### [WORK TO BE COMPLETED]
Each entry needs to be restated exactly as written.

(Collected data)
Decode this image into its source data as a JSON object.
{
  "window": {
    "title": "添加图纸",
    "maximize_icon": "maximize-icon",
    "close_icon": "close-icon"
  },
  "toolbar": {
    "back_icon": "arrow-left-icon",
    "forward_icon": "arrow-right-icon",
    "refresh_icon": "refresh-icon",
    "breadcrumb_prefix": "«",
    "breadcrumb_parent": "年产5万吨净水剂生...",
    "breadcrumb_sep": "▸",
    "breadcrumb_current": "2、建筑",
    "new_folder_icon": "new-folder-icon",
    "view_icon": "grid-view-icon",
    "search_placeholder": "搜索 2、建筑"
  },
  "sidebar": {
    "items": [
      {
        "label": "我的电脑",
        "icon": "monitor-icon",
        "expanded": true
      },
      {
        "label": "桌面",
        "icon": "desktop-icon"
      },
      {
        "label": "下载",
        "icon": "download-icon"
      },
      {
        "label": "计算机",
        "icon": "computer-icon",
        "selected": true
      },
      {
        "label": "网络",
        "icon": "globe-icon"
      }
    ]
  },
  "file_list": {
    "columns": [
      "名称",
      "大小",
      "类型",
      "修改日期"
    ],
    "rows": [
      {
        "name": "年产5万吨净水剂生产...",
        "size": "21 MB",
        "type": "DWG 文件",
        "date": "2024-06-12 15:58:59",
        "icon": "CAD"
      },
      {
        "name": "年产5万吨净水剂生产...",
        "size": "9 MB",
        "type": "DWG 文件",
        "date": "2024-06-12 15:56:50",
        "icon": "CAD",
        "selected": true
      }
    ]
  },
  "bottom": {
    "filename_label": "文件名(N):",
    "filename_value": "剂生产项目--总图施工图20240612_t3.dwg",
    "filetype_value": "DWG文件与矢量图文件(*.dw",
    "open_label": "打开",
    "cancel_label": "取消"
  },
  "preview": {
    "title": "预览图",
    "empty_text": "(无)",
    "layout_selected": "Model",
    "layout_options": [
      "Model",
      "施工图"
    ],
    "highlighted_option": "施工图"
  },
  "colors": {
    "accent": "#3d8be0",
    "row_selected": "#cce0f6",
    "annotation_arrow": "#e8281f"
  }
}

### [ANSWER TO THE PROBLEM]
Decode this image into its source data as a JSON object.
{
  "window": {
    "title": "添加图纸",
    "maximize_icon": "maximize-icon",
    "close_icon": "close-icon"
  },
  "toolbar": {
    "back_icon": "arrow-left-icon",
    "forward_icon": "arrow-right-icon",
    "refresh_icon": "refresh-icon",
    "breadcrumb_prefix": "«",
    "breadcrumb_parent": "年产5万吨净水剂生...",
    "breadcrumb_sep": "▸",
    "breadcrumb_current": "2、建筑",
    "new_folder_icon": "new-folder-icon",
    "view_icon": "grid-view-icon",
    "search_placeholder": "搜索 2、建筑"
  },
  "sidebar": {
    "items": [
      {
        "label": "我的电脑",
        "icon": "monitor-icon",
        "expanded": true
      },
      {
        "label": "桌面",
        "icon": "desktop-icon"
      },
      {
        "label": "下载",
        "icon": "download-icon"
      },
      {
        "label": "计算机",
        "icon": "computer-icon",
        "selected": true
      },
      {
        "label": "网络",
        "icon": "globe-icon"
      }
    ]
  },
  "file_list": {
    "columns": [
      "名称",
      "大小",
      "类型",
      "修改日期"
    ],
    "rows": [
      {
        "name": "年产5万吨净水剂生产...",
        "size": "21 MB",
        "type": "DWG 文件",
        "date": "2024-06-12 15:58:59",
        "icon": "CAD"
      },
      {
        "name": "年产5万吨净水剂生产...",
        "size": "9 MB",
        "type": "DWG 文件",
        "date": "2024-06-12 15:56:50",
        "icon": "CAD",
        "selected": true
      }
    ]
  },
  "bottom": {
    "filename_label": "文件名(N):",
    "filename_value": "剂生产项目--总图施工图20240612_t3.dwg",
    "filetype_value": "DWG文件与矢量图文件(*.dw",
    "open_label": "打开",
    "cancel_label": "取消"
  },
  "preview": {
    "title": "预览图",
    "empty_text": "(无)",
    "layout_selected": "Model",
    "layout_options": [
      "Model",
      "施工图"
    ],
    "highlighted_option": "施工图"
  },
  "colors": {
    "accent": "#3d8be0",
    "row_selected": "#cce0f6",
    "annotation_arrow": "#e8281f"
  }
}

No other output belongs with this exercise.